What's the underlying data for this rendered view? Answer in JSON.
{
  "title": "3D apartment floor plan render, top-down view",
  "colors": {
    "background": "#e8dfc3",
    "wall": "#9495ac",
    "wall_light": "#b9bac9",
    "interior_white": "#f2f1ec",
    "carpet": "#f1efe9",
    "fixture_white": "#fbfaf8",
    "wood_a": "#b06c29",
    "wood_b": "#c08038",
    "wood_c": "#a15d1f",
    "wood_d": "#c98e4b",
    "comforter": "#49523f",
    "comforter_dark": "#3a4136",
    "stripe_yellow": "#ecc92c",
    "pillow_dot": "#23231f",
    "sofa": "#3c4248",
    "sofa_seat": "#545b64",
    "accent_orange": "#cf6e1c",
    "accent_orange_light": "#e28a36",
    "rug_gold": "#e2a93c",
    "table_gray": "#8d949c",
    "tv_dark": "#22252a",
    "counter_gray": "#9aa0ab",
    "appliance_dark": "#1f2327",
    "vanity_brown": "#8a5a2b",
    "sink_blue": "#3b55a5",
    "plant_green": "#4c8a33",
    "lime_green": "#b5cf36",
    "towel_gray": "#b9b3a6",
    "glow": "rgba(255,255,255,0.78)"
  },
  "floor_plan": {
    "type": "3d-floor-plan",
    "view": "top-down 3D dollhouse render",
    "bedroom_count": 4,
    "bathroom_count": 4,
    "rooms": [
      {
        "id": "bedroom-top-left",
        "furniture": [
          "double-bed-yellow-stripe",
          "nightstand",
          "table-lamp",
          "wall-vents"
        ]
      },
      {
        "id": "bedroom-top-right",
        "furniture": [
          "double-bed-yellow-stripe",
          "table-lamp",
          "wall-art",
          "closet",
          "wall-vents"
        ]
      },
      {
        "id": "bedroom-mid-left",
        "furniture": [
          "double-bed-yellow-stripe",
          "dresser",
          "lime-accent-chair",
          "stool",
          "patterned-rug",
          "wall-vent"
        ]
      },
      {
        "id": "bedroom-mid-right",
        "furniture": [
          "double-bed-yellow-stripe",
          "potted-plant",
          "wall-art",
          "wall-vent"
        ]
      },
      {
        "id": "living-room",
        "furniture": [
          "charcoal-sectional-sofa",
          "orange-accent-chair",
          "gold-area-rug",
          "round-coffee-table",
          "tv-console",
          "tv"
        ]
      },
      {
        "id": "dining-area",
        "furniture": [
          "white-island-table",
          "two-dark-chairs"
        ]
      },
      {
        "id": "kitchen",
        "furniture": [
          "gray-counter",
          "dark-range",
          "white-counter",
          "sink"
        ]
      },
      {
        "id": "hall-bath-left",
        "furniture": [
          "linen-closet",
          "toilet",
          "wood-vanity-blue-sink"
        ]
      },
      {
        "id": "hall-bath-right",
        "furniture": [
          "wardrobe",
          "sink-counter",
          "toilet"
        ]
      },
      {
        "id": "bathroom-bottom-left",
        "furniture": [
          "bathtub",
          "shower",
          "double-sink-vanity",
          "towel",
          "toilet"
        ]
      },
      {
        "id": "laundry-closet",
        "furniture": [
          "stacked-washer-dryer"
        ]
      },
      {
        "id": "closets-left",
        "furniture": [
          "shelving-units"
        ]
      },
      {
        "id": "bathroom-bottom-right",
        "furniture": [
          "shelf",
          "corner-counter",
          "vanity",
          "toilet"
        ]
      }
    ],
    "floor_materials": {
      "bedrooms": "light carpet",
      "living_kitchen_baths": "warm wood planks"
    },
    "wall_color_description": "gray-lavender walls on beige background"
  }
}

━━━━━━━━━━

**OBJECTIVE:** Take the lines above and print them exactly.

**ANSWER TO THE EXERCISE:**
What's the underlying data for this rendered view? Answer in JSON.
{
  "title": "3D apartment floor plan render, top-down view",
  "colors": {
    "background": "#e8dfc3",
    "wall": "#9495ac",
    "wall_light": "#b9bac9",
    "interior_white": "#f2f1ec",
    "carpet": "#f1efe9",
    "fixture_white": "#fbfaf8",
    "wood_a": "#b06c29",
    "wood_b": "#c08038",
    "wood_c": "#a15d1f",
    "wood_d": "#c98e4b",
    "comforter": "#49523f",
    "comforter_dark": "#3a4136",
    "stripe_yellow": "#ecc92c",
    "pillow_dot": "#23231f",
    "sofa": "#3c4248",
    "sofa_seat": "#545b64",
    "accent_orange": "#cf6e1c",
    "accent_orange_light": "#e28a36",
    "rug_gold": "#e2a93c",
    "table_gray": "#8d949c",
    "tv_dark": "#22252a",
    "counter_gray": "#9aa0ab",
    "appliance_dark": "#1f2327",
    "vanity_brown": "#8a5a2b",
    "sink_blue": "#3b55a5",
    "plant_green": "#4c8a33",
    "lime_green": "#b5cf36",
    "towel_gray": "#b9b3a6",
    "glow": "rgba(255,255,255,0.78)"
  },
  "floor_plan": {
    "type": "3d-floor-plan",
    "view": "top-down 3D dollhouse render",
    "bedroom_count": 4,
    "bathroom_count": 4,
    "rooms": [
      {
        "id": "bedroom-top-left",
        "furniture": [
          "double-bed-yellow-stripe",
          "nightstand",
          "table-lamp",
          "wall-vents"
        ]
      },
      {
        "id": "bedroom-top-right",
        "furniture": [
          "double-bed-yellow-stripe",
          "table-lamp",
          "wall-art",
          "closet",
          "wall-vents"
        ]
      },
      {
        "id": "bedroom-mid-left",
        "furniture": [
          "double-bed-yellow-stripe",
          "dresser",
          "lime-accent-chair",
          "stool",
          "patterned-rug",
          "wall-vent"
        ]
      },
      {
        "id": "bedroom-mid-right",
        "furniture": [
          "double-bed-yellow-stripe",
          "potted-plant",
          "wall-art",
          "wall-vent"
        ]
      },
      {
        "id": "living-room",
        "furniture": [
          "charcoal-sectional-sofa",
          "orange-accent-chair",
          "gold-area-rug",
          "round-coffee-table",
          "tv-console",
          "tv"
        ]
      },
      {
        "id": "dining-area",
        "furniture": [
          "white-island-table",
          "two-dark-chairs"
        ]
      },
      {
        "id": "kitchen",
        "furniture": [
          "gray-counter",
          "dark-range",
          "white-counter",
          "sink"
        ]
      },
      {
        "id": "hall-bath-left",
        "furniture": [
          "linen-closet",
          "toilet",
          "wood-vanity-blue-sink"
        ]
      },
      {
        "id": "hall-bath-right",
        "furniture": [
          "wardrobe",
          "sink-counter",
          "toilet"
        ]
      },
      {
        "id": "bathroom-bottom-left",
        "furniture": [
          "bathtub",
          "shower",
          "double-sink-vanity",
          "towel",
          "toilet"
        ]
      },
      {
        "id": "laundry-closet",
        "furniture": [
          "stacked-washer-dryer"
        ]
      },
      {
        "id": "closets-left",
        "furniture": [
          "shelving-units"
        ]
      },
      {
        "id": "bathroom-bottom-right",
        "furniture": [
          "shelf",
          "corner-counter",
          "vanity",
          "toilet"
        ]
      }
    ],
    "floor_materials": {
      "bedrooms": "light carpet",
      "living_kitchen_baths": "warm wood planks"
    },
    "wall_color_description": "gray-lavender walls on beige background"
  }
}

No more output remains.